AIM OF THE TASK - Reproduce the part of the records that opens with the line containing "formalites-p1: Les ressortissants" and closes with the line containing "review-location: Paris, France", including both of those lines and changing nothing.

AVAILABLE DATA -
** BEGIN **

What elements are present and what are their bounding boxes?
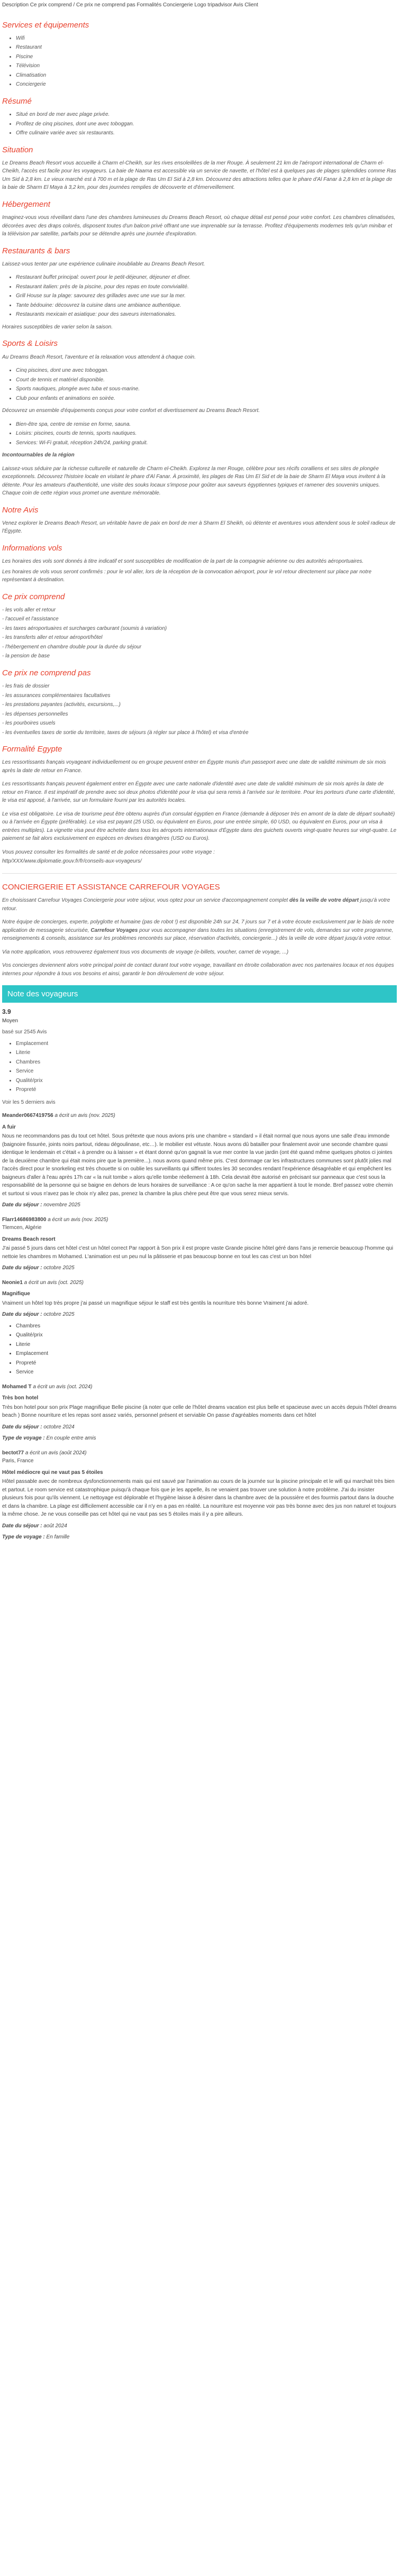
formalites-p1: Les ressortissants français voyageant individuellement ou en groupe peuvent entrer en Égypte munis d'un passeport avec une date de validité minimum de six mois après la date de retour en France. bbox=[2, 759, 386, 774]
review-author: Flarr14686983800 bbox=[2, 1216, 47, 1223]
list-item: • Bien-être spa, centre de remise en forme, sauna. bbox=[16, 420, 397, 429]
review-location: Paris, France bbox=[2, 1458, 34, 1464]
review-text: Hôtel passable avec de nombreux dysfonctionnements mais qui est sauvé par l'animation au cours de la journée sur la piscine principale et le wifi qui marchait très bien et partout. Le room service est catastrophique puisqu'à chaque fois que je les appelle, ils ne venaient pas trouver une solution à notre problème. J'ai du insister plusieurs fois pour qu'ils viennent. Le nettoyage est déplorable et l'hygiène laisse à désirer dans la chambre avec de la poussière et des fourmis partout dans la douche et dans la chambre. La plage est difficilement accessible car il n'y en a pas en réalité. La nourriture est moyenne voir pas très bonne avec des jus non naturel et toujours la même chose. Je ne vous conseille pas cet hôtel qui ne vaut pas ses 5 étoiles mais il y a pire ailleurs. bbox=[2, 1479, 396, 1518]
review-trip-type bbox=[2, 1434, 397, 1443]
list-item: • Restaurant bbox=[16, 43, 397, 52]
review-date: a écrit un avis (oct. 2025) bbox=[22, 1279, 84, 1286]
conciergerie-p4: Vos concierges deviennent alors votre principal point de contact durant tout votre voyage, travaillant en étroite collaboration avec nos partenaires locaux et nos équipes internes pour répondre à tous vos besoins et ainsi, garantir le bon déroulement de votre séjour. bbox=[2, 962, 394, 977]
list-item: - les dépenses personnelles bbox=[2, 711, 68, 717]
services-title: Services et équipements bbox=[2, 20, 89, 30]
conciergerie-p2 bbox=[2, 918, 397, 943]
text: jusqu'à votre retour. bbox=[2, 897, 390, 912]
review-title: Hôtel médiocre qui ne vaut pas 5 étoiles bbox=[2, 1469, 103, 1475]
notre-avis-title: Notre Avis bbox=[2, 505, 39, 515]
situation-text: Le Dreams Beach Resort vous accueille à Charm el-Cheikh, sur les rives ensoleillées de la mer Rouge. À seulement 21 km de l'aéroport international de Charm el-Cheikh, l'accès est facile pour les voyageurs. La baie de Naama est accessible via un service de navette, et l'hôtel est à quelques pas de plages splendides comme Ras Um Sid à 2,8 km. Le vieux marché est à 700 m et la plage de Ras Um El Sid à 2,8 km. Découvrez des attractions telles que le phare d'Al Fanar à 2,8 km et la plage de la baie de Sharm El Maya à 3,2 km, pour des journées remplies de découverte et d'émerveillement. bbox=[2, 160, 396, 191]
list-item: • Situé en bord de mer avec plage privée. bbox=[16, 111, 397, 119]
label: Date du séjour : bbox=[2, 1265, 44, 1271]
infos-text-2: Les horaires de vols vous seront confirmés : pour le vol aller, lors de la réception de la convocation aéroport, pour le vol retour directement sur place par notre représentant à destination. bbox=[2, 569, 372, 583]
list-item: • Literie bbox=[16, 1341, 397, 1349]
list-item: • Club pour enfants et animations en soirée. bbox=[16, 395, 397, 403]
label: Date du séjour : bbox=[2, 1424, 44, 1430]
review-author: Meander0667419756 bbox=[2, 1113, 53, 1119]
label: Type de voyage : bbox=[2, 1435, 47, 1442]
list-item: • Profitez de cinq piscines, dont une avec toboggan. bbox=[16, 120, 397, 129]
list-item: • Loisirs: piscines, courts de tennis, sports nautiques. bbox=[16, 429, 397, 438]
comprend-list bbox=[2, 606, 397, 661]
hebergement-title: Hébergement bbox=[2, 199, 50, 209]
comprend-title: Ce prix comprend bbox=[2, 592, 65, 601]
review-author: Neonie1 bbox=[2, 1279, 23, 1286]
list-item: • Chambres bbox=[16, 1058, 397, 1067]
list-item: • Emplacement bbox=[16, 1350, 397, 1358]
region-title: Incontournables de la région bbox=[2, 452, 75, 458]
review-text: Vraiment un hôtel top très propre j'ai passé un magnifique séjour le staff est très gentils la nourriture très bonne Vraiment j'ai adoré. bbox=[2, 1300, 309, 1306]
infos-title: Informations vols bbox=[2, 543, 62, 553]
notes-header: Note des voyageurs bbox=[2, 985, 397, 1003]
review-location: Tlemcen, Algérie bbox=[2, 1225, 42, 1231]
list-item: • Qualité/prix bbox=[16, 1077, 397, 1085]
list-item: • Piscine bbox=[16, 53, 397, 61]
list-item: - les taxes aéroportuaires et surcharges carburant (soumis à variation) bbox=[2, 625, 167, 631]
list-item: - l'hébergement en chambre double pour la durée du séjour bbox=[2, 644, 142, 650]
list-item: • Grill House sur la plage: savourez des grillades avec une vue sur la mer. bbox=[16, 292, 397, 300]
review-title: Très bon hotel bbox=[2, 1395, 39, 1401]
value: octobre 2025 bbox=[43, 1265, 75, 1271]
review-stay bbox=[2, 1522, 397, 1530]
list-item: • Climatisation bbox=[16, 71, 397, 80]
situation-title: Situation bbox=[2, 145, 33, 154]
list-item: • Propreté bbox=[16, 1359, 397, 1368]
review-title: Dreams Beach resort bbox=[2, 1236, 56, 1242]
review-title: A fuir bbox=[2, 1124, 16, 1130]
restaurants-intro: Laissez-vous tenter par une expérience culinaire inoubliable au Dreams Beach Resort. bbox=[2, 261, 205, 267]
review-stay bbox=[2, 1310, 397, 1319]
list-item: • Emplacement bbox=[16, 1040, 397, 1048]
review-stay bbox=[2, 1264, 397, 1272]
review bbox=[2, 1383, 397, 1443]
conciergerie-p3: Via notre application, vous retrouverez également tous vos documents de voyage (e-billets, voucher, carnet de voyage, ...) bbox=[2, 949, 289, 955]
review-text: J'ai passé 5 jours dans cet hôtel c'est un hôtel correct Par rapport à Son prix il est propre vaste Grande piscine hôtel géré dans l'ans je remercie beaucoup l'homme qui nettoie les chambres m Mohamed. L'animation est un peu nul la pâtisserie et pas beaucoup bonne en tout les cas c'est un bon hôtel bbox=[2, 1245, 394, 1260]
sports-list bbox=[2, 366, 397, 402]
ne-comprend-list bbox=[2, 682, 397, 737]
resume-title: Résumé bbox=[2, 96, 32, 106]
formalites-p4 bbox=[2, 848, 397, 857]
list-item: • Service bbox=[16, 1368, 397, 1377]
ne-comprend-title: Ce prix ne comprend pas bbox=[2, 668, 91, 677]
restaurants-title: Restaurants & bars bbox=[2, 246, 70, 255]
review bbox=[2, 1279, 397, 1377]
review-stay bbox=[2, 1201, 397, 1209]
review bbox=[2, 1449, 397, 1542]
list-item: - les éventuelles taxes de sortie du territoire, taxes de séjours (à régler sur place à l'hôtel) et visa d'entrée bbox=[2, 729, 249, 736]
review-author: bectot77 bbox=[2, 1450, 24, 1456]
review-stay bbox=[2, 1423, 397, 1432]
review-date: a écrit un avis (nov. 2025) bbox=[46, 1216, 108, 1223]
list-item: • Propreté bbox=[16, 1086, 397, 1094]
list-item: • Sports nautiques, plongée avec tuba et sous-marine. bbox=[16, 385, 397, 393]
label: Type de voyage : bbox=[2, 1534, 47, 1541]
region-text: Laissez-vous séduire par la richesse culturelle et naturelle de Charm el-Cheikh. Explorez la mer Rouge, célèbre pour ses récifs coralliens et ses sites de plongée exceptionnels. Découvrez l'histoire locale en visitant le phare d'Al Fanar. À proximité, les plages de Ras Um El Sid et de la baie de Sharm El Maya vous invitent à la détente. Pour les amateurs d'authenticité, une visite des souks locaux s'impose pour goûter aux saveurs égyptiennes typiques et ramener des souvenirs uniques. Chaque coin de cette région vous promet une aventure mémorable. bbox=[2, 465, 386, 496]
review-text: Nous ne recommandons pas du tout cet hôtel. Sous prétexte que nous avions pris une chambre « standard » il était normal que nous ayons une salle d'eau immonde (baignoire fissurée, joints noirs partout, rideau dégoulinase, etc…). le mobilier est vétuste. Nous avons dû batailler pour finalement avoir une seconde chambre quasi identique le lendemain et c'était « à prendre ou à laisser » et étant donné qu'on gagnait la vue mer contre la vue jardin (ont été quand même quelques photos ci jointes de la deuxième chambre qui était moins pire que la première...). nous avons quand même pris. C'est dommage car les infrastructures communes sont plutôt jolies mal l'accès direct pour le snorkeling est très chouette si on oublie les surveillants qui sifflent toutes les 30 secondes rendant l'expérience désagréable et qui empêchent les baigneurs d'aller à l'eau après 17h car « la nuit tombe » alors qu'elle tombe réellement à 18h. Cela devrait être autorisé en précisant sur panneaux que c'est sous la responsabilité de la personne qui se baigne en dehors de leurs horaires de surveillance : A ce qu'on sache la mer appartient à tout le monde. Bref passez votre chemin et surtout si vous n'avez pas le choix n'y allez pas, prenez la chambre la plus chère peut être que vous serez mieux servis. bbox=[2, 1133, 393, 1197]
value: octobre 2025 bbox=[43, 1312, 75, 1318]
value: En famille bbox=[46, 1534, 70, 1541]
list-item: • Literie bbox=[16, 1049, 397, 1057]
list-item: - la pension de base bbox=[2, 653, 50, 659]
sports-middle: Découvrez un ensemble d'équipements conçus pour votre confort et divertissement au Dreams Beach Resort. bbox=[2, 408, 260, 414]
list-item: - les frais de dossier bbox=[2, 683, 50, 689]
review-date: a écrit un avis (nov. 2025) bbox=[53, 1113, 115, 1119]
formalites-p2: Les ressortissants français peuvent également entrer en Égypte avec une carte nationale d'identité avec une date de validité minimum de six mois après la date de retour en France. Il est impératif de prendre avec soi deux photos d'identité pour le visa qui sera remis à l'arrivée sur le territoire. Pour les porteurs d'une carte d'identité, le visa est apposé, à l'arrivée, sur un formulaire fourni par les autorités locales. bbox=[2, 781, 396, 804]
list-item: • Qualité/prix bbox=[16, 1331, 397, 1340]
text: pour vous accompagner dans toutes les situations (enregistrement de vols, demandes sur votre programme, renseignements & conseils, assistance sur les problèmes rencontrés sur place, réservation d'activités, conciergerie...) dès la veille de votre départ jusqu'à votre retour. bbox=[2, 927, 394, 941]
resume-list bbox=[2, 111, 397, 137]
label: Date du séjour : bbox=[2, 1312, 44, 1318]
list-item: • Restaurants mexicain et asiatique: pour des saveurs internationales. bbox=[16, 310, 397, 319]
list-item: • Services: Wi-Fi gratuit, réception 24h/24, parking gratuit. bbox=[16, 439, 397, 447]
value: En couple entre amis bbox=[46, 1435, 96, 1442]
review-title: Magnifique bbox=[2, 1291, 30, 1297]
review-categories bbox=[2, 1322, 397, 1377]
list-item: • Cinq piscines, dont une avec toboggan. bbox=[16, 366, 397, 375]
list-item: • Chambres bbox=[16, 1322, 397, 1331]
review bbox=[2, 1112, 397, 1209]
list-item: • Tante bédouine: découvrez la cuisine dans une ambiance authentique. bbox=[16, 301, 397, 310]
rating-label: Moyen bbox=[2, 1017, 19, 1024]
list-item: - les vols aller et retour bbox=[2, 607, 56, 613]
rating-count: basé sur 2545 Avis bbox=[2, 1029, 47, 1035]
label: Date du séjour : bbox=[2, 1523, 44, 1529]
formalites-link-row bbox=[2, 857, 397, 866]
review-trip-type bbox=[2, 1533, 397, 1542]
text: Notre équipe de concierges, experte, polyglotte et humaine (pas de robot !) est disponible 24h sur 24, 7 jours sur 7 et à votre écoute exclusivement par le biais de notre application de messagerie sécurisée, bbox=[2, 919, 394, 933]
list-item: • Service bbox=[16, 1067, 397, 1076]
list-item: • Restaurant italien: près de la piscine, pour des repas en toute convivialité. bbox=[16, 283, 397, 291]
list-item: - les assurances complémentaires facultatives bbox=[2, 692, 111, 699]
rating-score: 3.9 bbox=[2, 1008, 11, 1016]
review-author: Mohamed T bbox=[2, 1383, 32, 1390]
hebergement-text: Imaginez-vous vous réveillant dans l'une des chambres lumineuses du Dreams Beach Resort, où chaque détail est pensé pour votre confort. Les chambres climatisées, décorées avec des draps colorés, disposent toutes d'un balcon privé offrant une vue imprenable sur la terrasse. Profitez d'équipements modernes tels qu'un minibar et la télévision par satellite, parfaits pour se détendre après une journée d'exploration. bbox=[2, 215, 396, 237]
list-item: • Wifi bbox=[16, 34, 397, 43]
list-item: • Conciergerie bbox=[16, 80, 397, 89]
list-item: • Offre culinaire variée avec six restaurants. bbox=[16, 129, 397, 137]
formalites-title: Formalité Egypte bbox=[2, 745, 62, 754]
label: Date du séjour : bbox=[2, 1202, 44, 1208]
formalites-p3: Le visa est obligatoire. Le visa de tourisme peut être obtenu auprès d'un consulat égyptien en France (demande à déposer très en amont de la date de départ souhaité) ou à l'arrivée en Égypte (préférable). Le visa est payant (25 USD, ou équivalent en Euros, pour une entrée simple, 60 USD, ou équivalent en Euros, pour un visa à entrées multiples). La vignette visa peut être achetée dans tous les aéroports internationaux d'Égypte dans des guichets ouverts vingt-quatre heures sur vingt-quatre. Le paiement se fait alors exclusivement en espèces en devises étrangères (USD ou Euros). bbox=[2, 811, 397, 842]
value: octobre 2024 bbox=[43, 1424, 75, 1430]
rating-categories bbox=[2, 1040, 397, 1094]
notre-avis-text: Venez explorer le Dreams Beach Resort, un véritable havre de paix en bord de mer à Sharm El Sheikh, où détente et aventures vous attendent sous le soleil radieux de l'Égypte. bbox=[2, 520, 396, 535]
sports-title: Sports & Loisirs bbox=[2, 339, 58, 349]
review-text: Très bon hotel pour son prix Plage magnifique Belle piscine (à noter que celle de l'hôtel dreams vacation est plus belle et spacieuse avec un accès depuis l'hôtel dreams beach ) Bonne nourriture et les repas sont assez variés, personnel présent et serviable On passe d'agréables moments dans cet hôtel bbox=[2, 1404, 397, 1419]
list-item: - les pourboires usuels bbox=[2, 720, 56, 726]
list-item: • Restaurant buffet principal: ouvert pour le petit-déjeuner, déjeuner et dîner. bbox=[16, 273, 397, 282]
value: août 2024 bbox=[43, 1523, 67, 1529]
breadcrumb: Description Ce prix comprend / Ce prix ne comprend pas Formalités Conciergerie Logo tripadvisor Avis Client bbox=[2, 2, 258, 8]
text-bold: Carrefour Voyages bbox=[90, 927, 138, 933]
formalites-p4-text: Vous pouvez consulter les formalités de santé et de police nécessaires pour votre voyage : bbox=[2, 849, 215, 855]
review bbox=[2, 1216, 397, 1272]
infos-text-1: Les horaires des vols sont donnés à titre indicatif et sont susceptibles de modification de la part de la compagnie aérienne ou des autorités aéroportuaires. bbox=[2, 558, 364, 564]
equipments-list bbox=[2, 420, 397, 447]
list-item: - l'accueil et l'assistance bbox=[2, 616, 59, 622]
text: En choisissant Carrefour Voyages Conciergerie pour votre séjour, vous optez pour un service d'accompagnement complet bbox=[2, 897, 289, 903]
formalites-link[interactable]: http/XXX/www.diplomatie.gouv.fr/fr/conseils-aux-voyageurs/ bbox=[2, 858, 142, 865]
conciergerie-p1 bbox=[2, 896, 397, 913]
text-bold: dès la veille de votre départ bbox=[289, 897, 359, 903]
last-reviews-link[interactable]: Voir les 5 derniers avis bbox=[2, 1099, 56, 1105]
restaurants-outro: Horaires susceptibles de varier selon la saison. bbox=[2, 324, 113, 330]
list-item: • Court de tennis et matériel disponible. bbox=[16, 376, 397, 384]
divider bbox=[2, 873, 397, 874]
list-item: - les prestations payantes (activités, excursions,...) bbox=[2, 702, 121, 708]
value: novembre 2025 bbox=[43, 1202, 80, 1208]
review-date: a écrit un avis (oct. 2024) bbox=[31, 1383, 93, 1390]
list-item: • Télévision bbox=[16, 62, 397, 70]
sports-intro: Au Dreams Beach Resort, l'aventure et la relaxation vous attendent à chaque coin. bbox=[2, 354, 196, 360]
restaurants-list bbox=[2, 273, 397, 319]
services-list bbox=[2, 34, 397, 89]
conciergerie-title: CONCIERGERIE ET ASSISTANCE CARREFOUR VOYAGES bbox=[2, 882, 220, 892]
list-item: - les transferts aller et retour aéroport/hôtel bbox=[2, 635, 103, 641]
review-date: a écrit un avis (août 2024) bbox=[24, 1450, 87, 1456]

** END **
** BEGIN **

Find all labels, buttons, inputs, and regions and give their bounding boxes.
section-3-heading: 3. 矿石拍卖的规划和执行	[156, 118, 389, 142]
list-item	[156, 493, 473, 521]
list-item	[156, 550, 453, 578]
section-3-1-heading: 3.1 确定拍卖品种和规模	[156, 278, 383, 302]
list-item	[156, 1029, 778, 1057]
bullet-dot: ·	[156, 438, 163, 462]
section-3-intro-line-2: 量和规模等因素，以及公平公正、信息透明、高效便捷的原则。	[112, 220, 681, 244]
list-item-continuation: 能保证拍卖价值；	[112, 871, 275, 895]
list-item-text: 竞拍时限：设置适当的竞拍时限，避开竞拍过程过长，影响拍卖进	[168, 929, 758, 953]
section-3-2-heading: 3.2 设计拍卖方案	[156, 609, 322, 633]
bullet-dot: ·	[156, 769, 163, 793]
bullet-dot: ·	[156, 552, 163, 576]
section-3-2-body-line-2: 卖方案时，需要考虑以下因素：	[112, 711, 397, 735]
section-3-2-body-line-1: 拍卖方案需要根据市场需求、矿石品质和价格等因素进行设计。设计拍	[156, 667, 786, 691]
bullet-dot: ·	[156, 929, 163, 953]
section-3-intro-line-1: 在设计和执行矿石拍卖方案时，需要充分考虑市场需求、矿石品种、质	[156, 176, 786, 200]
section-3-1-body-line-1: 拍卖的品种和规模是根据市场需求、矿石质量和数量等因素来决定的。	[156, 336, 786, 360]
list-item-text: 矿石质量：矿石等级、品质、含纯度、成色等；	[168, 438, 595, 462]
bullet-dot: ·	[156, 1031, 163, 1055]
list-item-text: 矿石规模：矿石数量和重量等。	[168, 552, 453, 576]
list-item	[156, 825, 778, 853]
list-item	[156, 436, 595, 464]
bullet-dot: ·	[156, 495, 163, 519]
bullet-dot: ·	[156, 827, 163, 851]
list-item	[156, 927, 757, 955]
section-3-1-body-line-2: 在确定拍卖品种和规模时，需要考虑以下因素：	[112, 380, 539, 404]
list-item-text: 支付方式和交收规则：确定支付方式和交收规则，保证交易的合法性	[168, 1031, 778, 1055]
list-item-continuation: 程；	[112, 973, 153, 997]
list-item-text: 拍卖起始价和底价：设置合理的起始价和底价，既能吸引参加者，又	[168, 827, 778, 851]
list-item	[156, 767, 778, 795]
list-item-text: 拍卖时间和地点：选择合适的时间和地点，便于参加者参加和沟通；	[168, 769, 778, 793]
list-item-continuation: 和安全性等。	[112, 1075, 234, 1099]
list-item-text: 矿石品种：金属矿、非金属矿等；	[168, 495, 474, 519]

** END **
** BEGIN **

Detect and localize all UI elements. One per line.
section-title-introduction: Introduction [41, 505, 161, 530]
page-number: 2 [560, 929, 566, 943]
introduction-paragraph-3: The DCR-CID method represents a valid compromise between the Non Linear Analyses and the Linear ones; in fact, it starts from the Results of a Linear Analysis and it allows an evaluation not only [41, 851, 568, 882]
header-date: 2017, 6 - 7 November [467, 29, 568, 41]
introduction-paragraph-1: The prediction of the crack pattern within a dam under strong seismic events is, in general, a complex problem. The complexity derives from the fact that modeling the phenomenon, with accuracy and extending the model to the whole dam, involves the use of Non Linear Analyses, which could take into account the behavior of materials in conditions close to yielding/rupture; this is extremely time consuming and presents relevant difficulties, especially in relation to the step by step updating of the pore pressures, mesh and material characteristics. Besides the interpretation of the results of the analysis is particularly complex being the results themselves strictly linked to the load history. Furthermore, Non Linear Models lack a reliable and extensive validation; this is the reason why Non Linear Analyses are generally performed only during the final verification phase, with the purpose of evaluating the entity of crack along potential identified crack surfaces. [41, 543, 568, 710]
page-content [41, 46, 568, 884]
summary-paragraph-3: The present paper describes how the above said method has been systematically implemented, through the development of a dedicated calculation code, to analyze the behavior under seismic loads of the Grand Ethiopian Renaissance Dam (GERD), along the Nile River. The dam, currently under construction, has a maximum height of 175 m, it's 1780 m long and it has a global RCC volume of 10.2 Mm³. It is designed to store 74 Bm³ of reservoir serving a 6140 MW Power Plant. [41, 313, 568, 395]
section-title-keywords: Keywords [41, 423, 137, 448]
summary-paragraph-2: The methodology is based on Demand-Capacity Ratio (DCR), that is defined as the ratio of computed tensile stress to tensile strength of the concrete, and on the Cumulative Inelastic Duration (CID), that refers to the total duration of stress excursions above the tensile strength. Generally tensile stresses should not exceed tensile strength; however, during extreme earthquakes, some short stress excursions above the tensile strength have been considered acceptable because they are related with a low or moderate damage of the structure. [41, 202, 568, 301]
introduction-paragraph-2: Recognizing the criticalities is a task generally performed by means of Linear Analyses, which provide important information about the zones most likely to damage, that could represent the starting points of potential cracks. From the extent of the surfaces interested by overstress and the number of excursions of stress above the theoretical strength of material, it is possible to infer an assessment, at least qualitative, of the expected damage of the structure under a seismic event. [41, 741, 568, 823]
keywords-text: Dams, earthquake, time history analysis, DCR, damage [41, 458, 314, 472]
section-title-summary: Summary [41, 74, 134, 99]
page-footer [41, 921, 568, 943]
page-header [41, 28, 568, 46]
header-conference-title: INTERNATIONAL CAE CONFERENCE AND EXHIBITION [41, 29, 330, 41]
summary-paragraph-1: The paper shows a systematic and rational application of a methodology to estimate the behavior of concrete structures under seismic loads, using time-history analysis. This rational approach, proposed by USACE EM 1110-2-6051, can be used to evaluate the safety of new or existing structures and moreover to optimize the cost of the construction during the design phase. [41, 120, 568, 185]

** END **

RESPONSE TO THE TASK -
formalites-p1: Les ressortissants français voyageant individuellement ou en groupe peuvent entrer en Égypte munis d'un passeport avec une date de validité minimum de six mois après la date de retour en France. bbox=[2, 759, 386, 774]
review-author: Flarr14686983800 bbox=[2, 1216, 47, 1223]
list-item: • Bien-être spa, centre de remise en forme, sauna. bbox=[16, 420, 397, 429]
review-location: Paris, France bbox=[2, 1458, 34, 1464]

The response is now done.